• [GIVEN INSTRUCTION]:
Would you quote every entry exactly, dropping only the pictures?

Begin

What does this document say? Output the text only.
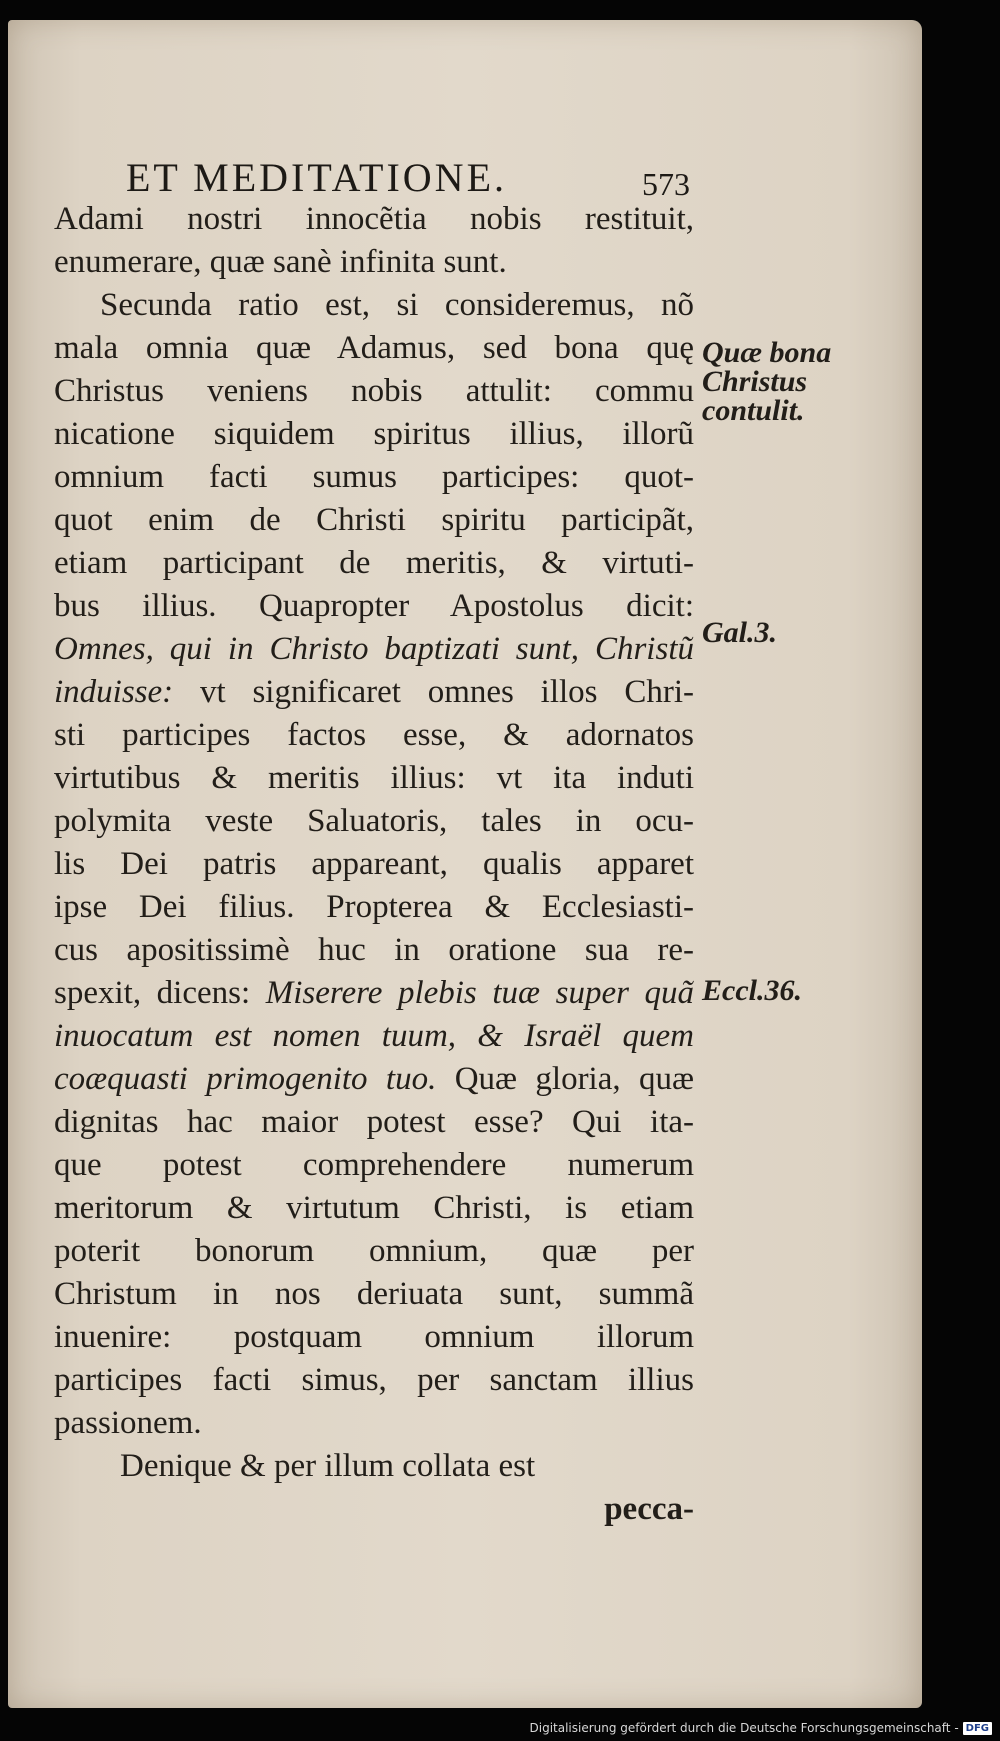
ET MEDITATIONE.	573
Adami nostri innocẽtia nobis restituit,
enumerare, quæ sanè infinita sunt.
Secunda ratio est, si consideremus, nõ
mala omnia quæ Adamus, sed bona quę
Christus veniens nobis attulit: commu
nicatione siquidem spiritus illius, illorũ
omnium facti sumus participes: quot-
quot enim de Christi spiritu participãt,
etiam participant de meritis, & virtuti-
bus illius. Quapropter Apostolus dicit:
Omnes, qui in Christo baptizati sunt, Christũ
induisse: vt significaret omnes illos Chri-
sti participes factos esse, & adornatos
virtutibus & meritis illius: vt ita induti
polymita veste Saluatoris, tales in ocu-
lis Dei patris appareant, qualis apparet
ipse Dei filius. Propterea & Ecclesiasti-
cus apositissimè huc in oratione sua re-
spexit, dicens: Miserere plebis tuæ super quã
inuocatum est nomen tuum, & Israël quem
coæquasti primogenito tuo. Quæ gloria, quæ
dignitas hac maior potest esse? Qui ita-
que potest comprehendere numerum
meritorum & virtutum Christi, is etiam
poterit bonorum omnium, quæ per
Christum in nos deriuata sunt, summã
inuenire: postquam omnium illorum
participes facti simus, per sanctam illius
passionem.
Denique & per illum collata est
pecca-
Quæ bona
Christus
contulit.
Gal.3.
Eccl.36.
Digitalisierung gefördert durch die Deutsche Forschungsgemeinschaft - DFG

End

• [TASK RESULT]:
What does this document say? Output the text only.
ET MEDITATIONE.	573
Adami nostri innocẽtia nobis restituit,
enumerare, quæ sanè infinita sunt.
Secunda ratio est, si consideremus, nõ
mala omnia quæ Adamus, sed bona quę
Christus veniens nobis attulit: commu
nicatione siquidem spiritus illius, illorũ
omnium facti sumus participes: quot-
quot enim de Christi spiritu participãt,
etiam participant de meritis, & virtuti-
bus illius. Quapropter Apostolus dicit:
Omnes, qui in Christo baptizati sunt, Christũ
induisse: vt significaret omnes illos Chri-
sti participes factos esse, & adornatos
virtutibus & meritis illius: vt ita induti
polymita veste Saluatoris, tales in ocu-
lis Dei patris appareant, qualis apparet
ipse Dei filius. Propterea & Ecclesiasti-
cus apositissimè huc in oratione sua re-
spexit, dicens: Miserere plebis tuæ super quã
inuocatum est nomen tuum, & Israël quem
coæquasti primogenito tuo. Quæ gloria, quæ
dignitas hac maior potest esse? Qui ita-
que potest comprehendere numerum
meritorum & virtutum Christi, is etiam
poterit bonorum omnium, quæ per
Christum in nos deriuata sunt, summã
inuenire: postquam omnium illorum
participes facti simus, per sanctam illius
passionem.
Denique & per illum collata est
pecca-
Quæ bona
Christus
contulit.
Gal.3.
Eccl.36.
Digitalisierung gefördert durch die Deutsche Forschungsgemeinschaft - DFG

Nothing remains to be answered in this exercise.